To be done:
With the pictures omitted, write out the entries that follow exactly as they stand.

Supplied records:
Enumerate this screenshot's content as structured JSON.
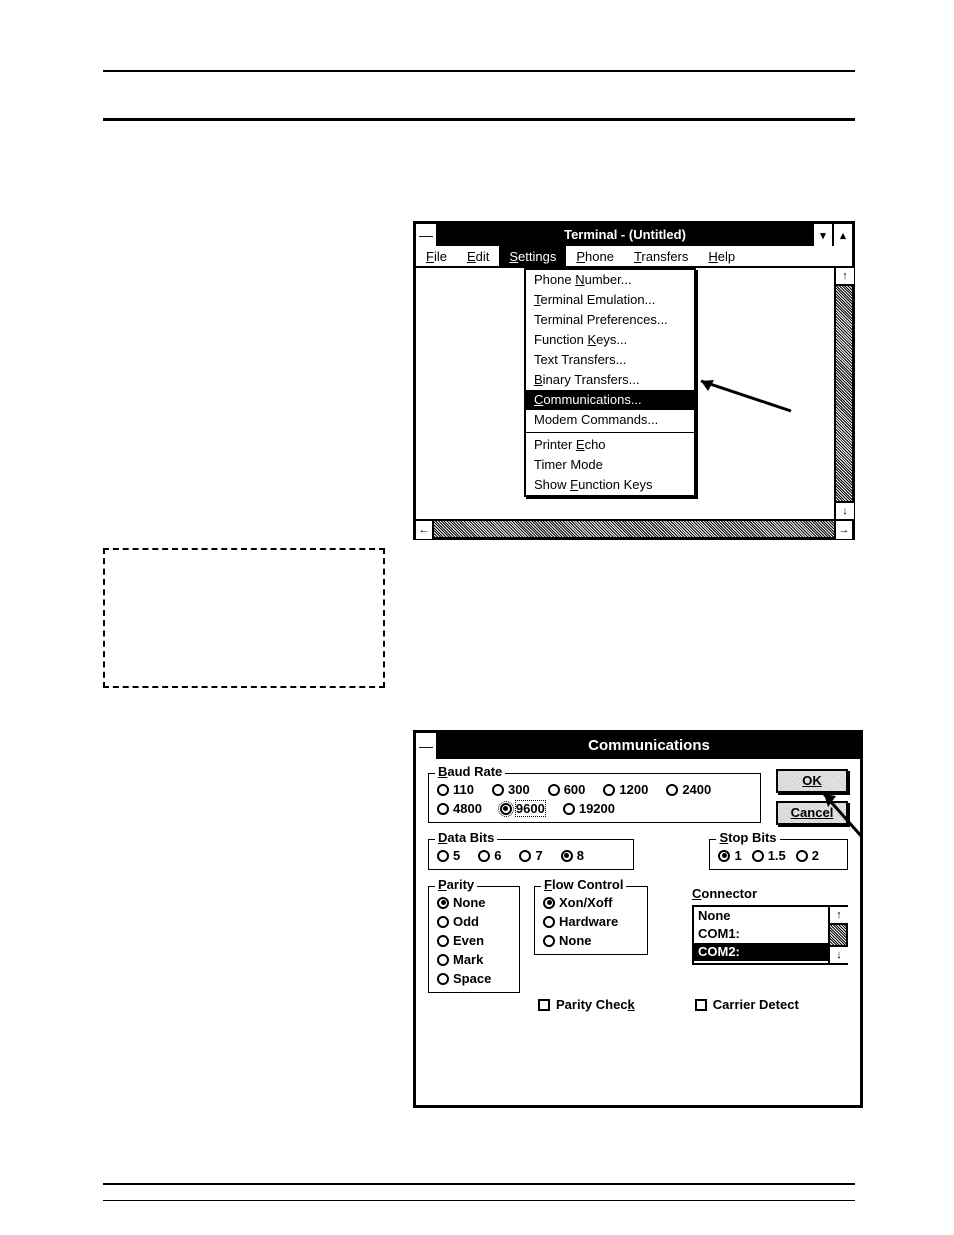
{
  "terminal": {
    "title": "Terminal - (Untitled)",
    "sysmenu_glyph": "—",
    "min_glyph": "▾",
    "max_glyph": "▴",
    "menubar": [
      "File",
      "Edit",
      "Settings",
      "Phone",
      "Transfers",
      "Help"
    ],
    "open_menu_index": 2,
    "menubar_underline_chars": [
      "F",
      "E",
      "S",
      "P",
      "T",
      "H"
    ],
    "dropdown": {
      "groups": [
        [
          "Phone Number...",
          "Terminal Emulation...",
          "Terminal Preferences...",
          "Function Keys...",
          "Text Transfers...",
          "Binary Transfers...",
          "Communications...",
          "Modem Commands..."
        ],
        [
          "Printer Echo",
          "Timer Mode",
          "Show Function Keys"
        ]
      ],
      "underline": [
        "N",
        "T",
        "",
        "K",
        "",
        "B",
        "C",
        "",
        "",
        " E",
        "",
        "F"
      ],
      "highlighted": "Communications..."
    },
    "scroll": {
      "up": "↑",
      "down": "↓",
      "left": "←",
      "right": "→"
    }
  },
  "communications": {
    "title": "Communications",
    "ok_label": "OK",
    "cancel_label": "Cancel",
    "baud": {
      "legend": "Baud Rate",
      "legend_underline": "B",
      "options": [
        "110",
        "300",
        "600",
        "1200",
        "2400",
        "4800",
        "9600",
        "19200"
      ],
      "selected": "9600"
    },
    "data_bits": {
      "legend": "Data Bits",
      "legend_underline": "D",
      "options": [
        "5",
        "6",
        "7",
        "8"
      ],
      "selected": "8"
    },
    "stop_bits": {
      "legend": "Stop Bits",
      "legend_underline": "S",
      "options": [
        "1",
        "1.5",
        "2"
      ],
      "selected": "1"
    },
    "parity": {
      "legend": "Parity",
      "legend_underline": "P",
      "options": [
        "None",
        "Odd",
        "Even",
        "Mark",
        "Space"
      ],
      "selected": "None"
    },
    "flow": {
      "legend": "Flow Control",
      "legend_underline": "F",
      "options": [
        "Xon/Xoff",
        "Hardware",
        "None"
      ],
      "selected": "Xon/Xoff"
    },
    "connector": {
      "label": "Connector",
      "label_underline": "C",
      "items": [
        "None",
        "COM1:",
        "COM2:"
      ],
      "selected": "COM2:"
    },
    "parity_check": {
      "label": "Parity Check",
      "underline": "k",
      "checked": false
    },
    "carrier_detect": {
      "label": "Carrier Detect",
      "checked": false
    }
  }
}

Exercise output:
Enumerate this screenshot's content as structured JSON.
{
  "terminal": {
    "title": "Terminal - (Untitled)",
    "sysmenu_glyph": "—",
    "min_glyph": "▾",
    "max_glyph": "▴",
    "menubar": [
      "File",
      "Edit",
      "Settings",
      "Phone",
      "Transfers",
      "Help"
    ],
    "open_menu_index": 2,
    "menubar_underline_chars": [
      "F",
      "E",
      "S",
      "P",
      "T",
      "H"
    ],
    "dropdown": {
      "groups": [
        [
          "Phone Number...",
          "Terminal Emulation...",
          "Terminal Preferences...",
          "Function Keys...",
          "Text Transfers...",
          "Binary Transfers...",
          "Communications...",
          "Modem Commands..."
        ],
        [
          "Printer Echo",
          "Timer Mode",
          "Show Function Keys"
        ]
      ],
      "underline": [
        "N",
        "T",
        "",
        "K",
        "",
        "B",
        "C",
        "",
        "",
        " E",
        "",
        "F"
      ],
      "highlighted": "Communications..."
    },
    "scroll": {
      "up": "↑",
      "down": "↓",
      "left": "←",
      "right": "→"
    }
  },
  "communications": {
    "title": "Communications",
    "ok_label": "OK",
    "cancel_label": "Cancel",
    "baud": {
      "legend": "Baud Rate",
      "legend_underline": "B",
      "options": [
        "110",
        "300",
        "600",
        "1200",
        "2400",
        "4800",
        "9600",
        "19200"
      ],
      "selected": "9600"
    },
    "data_bits": {
      "legend": "Data Bits",
      "legend_underline": "D",
      "options": [
        "5",
        "6",
        "7",
        "8"
      ],
      "selected": "8"
    },
    "stop_bits": {
      "legend": "Stop Bits",
      "legend_underline": "S",
      "options": [
        "1",
        "1.5",
        "2"
      ],
      "selected": "1"
    },
    "parity": {
      "legend": "Parity",
      "legend_underline": "P",
      "options": [
        "None",
        "Odd",
        "Even",
        "Mark",
        "Space"
      ],
      "selected": "None"
    },
    "flow": {
      "legend": "Flow Control",
      "legend_underline": "F",
      "options": [
        "Xon/Xoff",
        "Hardware",
        "None"
      ],
      "selected": "Xon/Xoff"
    },
    "connector": {
      "label": "Connector",
      "label_underline": "C",
      "items": [
        "None",
        "COM1:",
        "COM2:"
      ],
      "selected": "COM2:"
    },
    "parity_check": {
      "label": "Parity Check",
      "underline": "k",
      "checked": false
    },
    "carrier_detect": {
      "label": "Carrier Detect",
      "checked": false
    }
  }
}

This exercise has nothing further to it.